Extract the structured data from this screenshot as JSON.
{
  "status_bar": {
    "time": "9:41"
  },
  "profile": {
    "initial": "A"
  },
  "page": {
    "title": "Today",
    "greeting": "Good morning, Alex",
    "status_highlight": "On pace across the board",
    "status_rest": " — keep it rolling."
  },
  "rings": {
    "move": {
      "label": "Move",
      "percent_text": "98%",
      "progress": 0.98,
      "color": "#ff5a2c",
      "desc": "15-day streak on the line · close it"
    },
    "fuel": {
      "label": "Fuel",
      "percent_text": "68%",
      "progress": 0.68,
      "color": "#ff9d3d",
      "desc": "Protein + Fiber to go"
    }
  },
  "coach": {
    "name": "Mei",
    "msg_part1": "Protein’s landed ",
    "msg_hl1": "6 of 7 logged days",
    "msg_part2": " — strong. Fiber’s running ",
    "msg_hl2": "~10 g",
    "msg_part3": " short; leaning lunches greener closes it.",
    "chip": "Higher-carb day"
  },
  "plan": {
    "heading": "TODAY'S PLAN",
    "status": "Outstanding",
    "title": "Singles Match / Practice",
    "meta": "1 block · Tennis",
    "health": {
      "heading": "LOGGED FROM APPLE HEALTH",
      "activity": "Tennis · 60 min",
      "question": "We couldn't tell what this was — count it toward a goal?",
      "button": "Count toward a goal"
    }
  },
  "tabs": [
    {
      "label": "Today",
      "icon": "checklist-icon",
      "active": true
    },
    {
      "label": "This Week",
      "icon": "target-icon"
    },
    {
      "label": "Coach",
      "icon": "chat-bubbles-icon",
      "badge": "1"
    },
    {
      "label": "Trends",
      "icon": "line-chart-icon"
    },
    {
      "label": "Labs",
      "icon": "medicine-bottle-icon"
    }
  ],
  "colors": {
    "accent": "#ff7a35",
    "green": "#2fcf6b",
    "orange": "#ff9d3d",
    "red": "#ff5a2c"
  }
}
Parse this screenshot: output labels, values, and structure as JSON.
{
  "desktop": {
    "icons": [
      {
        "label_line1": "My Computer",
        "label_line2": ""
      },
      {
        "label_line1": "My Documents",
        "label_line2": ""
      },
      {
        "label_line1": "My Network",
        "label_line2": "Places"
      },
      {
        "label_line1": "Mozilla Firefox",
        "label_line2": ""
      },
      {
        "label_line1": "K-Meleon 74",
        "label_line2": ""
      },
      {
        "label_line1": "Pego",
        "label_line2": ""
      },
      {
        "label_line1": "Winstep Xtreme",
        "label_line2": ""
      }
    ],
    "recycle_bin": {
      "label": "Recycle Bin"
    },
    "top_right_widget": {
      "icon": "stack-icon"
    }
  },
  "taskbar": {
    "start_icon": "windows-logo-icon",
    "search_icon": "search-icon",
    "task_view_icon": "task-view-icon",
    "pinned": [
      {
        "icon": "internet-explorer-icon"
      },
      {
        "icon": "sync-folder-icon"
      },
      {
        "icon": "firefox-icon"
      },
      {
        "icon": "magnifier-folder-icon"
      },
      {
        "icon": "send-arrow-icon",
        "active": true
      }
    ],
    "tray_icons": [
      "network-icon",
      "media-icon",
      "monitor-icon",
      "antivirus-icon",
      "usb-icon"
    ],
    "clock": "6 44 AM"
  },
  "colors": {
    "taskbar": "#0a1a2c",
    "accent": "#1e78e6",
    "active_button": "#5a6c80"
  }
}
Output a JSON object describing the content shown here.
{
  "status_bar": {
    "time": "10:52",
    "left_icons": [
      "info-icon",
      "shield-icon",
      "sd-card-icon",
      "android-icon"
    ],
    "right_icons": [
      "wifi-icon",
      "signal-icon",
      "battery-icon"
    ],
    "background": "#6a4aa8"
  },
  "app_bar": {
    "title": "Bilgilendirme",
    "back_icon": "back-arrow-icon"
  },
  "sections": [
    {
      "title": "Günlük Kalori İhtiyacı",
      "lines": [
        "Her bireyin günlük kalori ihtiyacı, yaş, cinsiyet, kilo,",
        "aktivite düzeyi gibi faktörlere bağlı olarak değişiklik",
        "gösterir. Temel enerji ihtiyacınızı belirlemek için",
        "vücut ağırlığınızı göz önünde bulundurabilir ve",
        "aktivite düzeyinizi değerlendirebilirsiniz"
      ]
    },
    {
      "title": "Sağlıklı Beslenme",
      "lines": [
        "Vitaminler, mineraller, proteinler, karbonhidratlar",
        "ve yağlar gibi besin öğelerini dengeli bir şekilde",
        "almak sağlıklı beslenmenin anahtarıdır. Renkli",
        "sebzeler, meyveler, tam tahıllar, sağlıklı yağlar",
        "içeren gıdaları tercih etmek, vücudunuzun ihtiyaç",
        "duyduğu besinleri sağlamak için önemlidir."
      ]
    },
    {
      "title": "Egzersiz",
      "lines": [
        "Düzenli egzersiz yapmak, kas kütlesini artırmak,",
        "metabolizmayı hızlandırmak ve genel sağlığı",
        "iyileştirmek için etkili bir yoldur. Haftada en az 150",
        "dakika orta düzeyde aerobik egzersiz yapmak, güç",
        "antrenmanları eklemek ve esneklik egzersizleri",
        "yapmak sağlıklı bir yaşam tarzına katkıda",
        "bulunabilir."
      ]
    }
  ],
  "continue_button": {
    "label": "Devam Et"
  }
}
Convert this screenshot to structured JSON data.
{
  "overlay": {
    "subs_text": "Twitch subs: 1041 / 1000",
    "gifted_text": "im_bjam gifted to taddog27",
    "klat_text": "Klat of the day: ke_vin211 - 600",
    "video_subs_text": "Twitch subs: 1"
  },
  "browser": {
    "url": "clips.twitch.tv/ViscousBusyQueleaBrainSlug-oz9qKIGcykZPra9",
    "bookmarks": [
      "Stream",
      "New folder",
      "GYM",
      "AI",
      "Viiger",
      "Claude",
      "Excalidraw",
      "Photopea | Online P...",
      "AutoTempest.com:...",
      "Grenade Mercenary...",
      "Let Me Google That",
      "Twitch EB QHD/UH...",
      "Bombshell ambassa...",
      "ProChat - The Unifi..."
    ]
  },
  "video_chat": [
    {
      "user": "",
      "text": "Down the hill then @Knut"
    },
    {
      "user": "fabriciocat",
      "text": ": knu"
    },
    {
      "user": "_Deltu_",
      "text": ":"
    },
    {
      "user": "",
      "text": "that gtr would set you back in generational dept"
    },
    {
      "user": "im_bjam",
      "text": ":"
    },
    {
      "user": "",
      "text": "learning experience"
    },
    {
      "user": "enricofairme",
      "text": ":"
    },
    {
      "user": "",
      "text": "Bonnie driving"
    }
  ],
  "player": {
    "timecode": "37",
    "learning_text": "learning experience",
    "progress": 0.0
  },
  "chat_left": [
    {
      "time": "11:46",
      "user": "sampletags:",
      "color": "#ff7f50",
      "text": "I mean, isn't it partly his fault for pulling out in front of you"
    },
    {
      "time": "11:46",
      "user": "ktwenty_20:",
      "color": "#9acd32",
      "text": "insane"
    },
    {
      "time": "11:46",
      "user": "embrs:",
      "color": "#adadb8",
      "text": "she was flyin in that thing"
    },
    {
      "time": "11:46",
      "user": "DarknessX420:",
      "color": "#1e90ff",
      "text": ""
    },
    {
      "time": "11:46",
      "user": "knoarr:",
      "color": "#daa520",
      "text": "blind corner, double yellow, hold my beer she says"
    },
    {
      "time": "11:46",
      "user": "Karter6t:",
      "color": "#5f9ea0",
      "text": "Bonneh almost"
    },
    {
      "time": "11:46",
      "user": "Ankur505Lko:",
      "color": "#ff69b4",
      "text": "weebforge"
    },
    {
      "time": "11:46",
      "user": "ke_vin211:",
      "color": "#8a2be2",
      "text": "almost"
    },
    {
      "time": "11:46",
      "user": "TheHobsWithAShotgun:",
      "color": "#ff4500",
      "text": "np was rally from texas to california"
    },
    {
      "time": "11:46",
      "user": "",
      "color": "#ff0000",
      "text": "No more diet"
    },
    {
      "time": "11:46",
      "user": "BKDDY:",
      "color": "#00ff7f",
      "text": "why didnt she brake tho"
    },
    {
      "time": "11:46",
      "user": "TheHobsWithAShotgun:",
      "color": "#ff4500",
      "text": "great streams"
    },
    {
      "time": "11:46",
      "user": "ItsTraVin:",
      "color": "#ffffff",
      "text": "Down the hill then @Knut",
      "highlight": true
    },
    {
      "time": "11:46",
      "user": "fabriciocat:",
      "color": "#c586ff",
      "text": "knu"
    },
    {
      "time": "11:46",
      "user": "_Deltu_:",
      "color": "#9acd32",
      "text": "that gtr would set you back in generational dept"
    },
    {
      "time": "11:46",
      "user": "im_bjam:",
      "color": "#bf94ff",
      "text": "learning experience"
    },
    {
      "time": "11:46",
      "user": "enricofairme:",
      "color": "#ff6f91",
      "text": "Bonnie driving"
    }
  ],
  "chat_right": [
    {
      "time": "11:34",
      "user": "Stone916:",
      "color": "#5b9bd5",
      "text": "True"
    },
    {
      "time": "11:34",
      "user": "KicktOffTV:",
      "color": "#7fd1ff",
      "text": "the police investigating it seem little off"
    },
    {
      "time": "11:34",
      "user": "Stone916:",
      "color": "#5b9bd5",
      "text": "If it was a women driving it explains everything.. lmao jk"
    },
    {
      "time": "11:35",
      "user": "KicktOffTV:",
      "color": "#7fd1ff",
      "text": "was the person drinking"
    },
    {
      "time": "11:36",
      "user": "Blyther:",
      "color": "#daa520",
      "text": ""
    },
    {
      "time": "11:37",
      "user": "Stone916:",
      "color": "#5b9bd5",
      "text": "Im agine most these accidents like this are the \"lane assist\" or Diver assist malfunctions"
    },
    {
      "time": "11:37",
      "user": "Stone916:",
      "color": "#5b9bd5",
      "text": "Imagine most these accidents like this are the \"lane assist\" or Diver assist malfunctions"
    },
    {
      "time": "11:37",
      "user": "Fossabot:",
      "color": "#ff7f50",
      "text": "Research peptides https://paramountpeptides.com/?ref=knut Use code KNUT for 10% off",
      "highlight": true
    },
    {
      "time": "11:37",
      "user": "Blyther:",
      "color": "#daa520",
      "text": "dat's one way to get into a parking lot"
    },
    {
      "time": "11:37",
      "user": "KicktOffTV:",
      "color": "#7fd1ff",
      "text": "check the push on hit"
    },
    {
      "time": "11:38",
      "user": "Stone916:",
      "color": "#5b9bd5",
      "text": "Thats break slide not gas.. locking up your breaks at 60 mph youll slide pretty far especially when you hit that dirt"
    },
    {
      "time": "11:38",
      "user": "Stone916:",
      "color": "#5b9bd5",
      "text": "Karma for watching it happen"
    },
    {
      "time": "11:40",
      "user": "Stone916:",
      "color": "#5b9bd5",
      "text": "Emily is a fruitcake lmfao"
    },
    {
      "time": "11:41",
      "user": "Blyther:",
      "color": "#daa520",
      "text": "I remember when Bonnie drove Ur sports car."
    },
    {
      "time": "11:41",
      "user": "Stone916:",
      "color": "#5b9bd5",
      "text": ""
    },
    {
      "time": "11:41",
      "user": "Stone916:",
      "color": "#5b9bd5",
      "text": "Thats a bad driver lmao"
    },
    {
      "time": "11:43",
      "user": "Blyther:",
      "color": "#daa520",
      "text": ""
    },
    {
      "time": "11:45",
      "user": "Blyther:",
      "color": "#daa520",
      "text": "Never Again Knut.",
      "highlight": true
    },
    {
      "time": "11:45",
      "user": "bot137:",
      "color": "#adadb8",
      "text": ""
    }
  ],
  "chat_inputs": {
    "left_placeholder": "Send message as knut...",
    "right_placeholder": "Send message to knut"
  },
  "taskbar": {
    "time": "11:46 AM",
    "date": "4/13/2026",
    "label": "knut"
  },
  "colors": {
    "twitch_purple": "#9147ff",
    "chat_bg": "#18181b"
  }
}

#### Exercise objective:
When the string "lane" appears in a line of the records above, that line is to be copied.

#### Result:
      "text": "Im agine most these accidents like this are the \"lane assist\" or Diver assist malfunctions"
      "text": "Imagine most these accidents like this are the \"lane assist\" or Diver assist malfunctions"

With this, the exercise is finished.